What you should do
Note each line where "당사자가" appears, and copy it.
— start of Input —
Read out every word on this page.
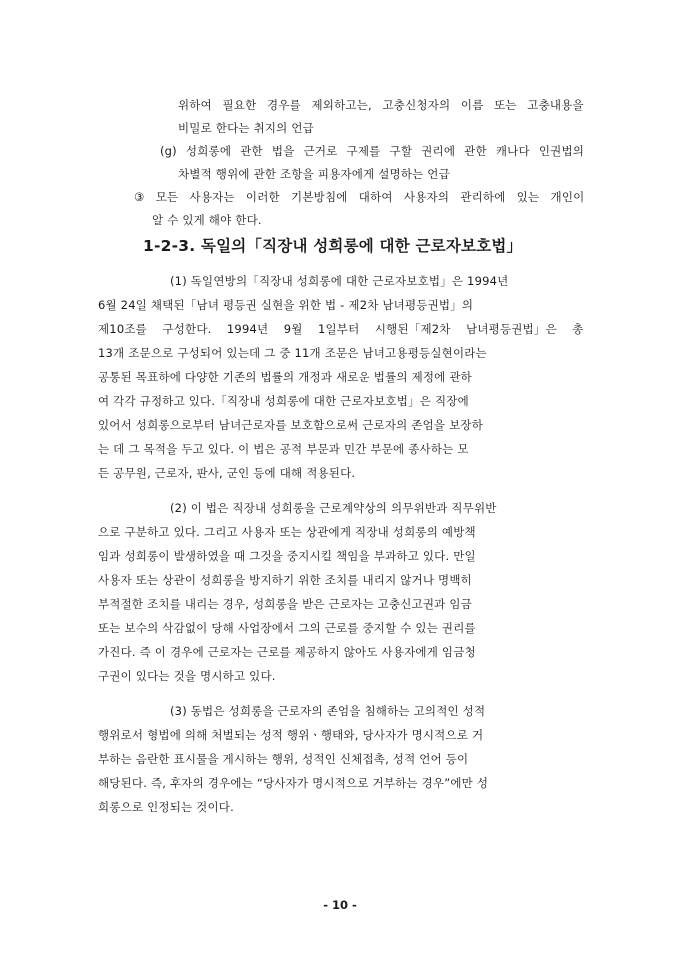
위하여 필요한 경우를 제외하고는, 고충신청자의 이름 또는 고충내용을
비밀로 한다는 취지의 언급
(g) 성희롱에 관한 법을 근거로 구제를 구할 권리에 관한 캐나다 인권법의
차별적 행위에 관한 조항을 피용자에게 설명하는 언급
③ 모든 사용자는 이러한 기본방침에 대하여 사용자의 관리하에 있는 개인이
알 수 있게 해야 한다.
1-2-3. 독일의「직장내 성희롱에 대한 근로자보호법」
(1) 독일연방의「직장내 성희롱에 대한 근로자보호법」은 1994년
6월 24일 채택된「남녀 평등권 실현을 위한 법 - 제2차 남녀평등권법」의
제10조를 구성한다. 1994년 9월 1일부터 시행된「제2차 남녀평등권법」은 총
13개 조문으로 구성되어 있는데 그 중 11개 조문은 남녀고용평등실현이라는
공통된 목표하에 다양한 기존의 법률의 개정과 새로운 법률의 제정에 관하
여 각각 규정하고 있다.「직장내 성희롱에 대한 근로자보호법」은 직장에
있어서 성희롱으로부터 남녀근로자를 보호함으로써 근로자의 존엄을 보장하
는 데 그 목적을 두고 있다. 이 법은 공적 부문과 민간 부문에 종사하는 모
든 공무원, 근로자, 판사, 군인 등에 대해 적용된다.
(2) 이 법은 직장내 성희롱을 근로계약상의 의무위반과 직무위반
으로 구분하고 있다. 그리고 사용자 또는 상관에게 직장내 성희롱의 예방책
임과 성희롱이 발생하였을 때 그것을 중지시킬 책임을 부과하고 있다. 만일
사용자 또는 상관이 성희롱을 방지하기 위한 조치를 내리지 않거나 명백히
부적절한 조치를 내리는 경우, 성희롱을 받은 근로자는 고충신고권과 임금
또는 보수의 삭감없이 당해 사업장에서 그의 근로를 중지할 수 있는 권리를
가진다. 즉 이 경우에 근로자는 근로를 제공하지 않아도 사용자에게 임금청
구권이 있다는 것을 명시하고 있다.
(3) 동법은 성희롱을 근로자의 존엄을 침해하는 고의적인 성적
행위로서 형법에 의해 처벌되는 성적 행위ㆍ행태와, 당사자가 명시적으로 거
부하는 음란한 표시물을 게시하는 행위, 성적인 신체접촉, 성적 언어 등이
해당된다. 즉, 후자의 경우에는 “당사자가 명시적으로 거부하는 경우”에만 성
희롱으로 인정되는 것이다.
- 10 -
— end of Input —
Output of the task
행위로서 형법에 의해 처벌되는 성적 행위ㆍ행태와, 당사자가 명시적으로 거
해당된다. 즉, 후자의 경우에는 “당사자가 명시적으로 거부하는 경우”에만 성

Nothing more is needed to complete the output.